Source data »
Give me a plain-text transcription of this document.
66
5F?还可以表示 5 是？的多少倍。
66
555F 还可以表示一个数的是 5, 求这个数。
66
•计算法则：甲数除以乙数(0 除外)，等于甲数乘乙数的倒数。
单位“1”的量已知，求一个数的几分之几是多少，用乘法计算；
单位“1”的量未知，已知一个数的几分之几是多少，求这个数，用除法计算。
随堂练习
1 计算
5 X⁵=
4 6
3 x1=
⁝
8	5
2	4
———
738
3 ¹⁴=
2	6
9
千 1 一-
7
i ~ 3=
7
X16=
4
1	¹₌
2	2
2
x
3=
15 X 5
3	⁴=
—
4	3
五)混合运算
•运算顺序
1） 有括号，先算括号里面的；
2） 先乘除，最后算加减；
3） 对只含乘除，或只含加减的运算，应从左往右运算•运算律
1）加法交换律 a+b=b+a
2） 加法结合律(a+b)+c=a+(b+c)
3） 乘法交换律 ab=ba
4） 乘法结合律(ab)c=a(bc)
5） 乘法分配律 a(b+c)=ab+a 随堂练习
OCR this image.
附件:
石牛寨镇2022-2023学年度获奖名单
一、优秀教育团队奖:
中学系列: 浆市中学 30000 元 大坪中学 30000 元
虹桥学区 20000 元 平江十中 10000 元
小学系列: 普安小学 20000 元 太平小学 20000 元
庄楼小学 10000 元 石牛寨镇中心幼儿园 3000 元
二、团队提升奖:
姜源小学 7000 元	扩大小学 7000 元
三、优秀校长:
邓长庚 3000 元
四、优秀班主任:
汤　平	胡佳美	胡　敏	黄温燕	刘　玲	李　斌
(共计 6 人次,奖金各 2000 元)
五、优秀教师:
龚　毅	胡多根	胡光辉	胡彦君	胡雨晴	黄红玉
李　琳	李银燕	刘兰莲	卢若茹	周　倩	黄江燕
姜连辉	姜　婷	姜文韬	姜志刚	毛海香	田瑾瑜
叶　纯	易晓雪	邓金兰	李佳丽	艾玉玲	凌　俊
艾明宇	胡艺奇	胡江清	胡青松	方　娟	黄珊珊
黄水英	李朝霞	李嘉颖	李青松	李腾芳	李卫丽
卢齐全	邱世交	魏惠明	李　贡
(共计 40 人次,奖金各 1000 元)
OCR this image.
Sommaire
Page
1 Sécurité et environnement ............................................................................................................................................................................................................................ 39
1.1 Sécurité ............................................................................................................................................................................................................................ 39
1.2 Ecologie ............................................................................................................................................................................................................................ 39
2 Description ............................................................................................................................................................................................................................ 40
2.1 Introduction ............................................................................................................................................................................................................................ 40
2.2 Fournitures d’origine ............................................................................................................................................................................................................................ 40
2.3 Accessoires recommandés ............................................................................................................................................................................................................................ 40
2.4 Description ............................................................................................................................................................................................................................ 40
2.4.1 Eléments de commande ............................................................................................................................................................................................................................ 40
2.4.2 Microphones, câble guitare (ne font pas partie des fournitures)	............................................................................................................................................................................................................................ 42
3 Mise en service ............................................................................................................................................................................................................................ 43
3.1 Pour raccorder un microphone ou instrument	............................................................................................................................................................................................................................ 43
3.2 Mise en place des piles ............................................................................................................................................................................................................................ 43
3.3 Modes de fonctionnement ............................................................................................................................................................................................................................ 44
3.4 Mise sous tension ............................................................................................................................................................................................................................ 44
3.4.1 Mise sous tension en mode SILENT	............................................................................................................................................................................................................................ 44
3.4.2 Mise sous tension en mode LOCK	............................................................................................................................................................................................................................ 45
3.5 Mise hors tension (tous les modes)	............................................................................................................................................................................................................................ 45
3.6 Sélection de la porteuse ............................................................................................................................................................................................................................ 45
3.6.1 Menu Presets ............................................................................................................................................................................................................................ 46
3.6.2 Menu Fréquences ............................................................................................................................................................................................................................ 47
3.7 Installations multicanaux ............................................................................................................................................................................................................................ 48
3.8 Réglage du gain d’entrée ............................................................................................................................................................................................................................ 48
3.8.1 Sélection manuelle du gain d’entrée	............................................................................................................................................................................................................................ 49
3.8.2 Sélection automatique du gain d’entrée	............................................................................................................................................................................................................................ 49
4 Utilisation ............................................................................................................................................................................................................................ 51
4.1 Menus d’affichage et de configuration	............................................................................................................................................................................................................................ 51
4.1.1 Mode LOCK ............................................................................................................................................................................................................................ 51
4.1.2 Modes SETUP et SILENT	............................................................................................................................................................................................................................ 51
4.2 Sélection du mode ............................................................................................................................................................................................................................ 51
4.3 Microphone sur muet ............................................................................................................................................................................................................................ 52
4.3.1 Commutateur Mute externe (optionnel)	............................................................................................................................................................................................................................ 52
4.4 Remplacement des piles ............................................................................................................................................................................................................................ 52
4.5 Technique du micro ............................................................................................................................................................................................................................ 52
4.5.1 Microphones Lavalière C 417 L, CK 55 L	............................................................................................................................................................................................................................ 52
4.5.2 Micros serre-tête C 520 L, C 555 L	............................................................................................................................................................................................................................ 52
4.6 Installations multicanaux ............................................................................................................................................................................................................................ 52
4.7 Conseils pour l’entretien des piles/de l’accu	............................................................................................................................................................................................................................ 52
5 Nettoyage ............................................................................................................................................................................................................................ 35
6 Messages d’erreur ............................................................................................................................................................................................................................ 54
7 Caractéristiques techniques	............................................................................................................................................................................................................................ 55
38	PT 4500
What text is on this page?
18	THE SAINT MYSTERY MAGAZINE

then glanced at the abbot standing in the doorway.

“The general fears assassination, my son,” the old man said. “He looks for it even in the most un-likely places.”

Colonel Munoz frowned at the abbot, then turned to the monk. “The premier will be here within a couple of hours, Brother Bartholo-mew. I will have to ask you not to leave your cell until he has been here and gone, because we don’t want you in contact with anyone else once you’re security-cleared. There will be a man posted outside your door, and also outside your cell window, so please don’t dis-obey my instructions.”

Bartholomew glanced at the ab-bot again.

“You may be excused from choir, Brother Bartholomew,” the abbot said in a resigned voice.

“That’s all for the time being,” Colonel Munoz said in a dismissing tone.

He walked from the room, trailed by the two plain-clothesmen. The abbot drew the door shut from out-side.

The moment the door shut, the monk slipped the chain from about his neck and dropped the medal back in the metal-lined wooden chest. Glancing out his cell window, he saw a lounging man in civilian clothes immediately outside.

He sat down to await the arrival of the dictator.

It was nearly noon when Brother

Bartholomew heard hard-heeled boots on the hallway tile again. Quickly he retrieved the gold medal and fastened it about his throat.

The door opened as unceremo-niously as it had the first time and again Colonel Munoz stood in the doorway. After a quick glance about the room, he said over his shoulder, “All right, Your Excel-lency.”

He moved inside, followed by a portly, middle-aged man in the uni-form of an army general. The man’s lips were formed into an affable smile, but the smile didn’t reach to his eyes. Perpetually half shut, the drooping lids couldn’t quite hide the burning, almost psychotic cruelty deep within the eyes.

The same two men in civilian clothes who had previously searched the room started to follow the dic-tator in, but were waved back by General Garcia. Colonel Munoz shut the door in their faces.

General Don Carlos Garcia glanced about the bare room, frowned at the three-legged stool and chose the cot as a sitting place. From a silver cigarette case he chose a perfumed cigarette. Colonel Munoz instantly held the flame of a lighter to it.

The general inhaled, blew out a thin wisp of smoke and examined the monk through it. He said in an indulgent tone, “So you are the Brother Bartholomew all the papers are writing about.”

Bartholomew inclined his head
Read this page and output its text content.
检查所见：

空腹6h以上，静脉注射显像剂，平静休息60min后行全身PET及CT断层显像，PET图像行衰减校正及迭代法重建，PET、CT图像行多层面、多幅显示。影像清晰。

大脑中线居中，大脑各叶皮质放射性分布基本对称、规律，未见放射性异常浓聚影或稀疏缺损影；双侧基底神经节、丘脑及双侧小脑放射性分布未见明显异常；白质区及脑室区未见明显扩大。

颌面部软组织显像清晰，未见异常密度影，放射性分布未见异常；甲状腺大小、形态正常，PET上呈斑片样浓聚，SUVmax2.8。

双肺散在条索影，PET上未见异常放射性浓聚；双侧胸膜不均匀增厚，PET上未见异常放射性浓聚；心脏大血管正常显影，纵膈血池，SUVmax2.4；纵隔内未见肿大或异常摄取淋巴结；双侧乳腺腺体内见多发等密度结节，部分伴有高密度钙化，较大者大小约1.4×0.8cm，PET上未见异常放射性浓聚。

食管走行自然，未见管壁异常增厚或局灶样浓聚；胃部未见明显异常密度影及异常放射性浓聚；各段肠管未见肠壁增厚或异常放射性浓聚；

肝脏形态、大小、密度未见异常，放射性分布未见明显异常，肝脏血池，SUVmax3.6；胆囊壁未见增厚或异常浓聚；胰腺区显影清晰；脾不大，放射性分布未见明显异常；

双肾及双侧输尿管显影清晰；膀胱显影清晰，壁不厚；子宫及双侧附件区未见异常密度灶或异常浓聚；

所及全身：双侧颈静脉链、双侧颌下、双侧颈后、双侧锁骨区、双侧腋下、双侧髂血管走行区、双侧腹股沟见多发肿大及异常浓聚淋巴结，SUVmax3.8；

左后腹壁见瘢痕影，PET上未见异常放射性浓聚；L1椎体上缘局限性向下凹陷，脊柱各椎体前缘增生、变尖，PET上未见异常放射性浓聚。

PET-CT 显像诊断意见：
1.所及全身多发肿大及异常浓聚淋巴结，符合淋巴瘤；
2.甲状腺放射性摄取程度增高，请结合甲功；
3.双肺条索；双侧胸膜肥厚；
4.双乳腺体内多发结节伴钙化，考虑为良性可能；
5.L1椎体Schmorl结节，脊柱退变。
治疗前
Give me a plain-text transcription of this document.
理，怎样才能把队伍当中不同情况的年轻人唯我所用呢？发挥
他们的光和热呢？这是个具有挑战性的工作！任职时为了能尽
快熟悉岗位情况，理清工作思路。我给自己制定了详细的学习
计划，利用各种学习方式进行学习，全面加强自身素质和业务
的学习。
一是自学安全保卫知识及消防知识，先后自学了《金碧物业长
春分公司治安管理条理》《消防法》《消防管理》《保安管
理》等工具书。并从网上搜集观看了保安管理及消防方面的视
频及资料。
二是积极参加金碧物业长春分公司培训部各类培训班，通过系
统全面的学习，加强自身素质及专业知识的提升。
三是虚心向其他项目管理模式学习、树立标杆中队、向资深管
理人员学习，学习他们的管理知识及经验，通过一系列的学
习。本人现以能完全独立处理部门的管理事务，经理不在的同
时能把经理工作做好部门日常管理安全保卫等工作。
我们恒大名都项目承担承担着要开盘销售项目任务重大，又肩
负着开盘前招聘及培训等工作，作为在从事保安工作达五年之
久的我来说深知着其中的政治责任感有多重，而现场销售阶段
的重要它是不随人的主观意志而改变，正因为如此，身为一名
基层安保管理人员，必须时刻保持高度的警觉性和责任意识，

TASK STATEMENT » Looking at the listing above, count the lines that contain "tone" and give nothing but the number.

SOLUTION » 2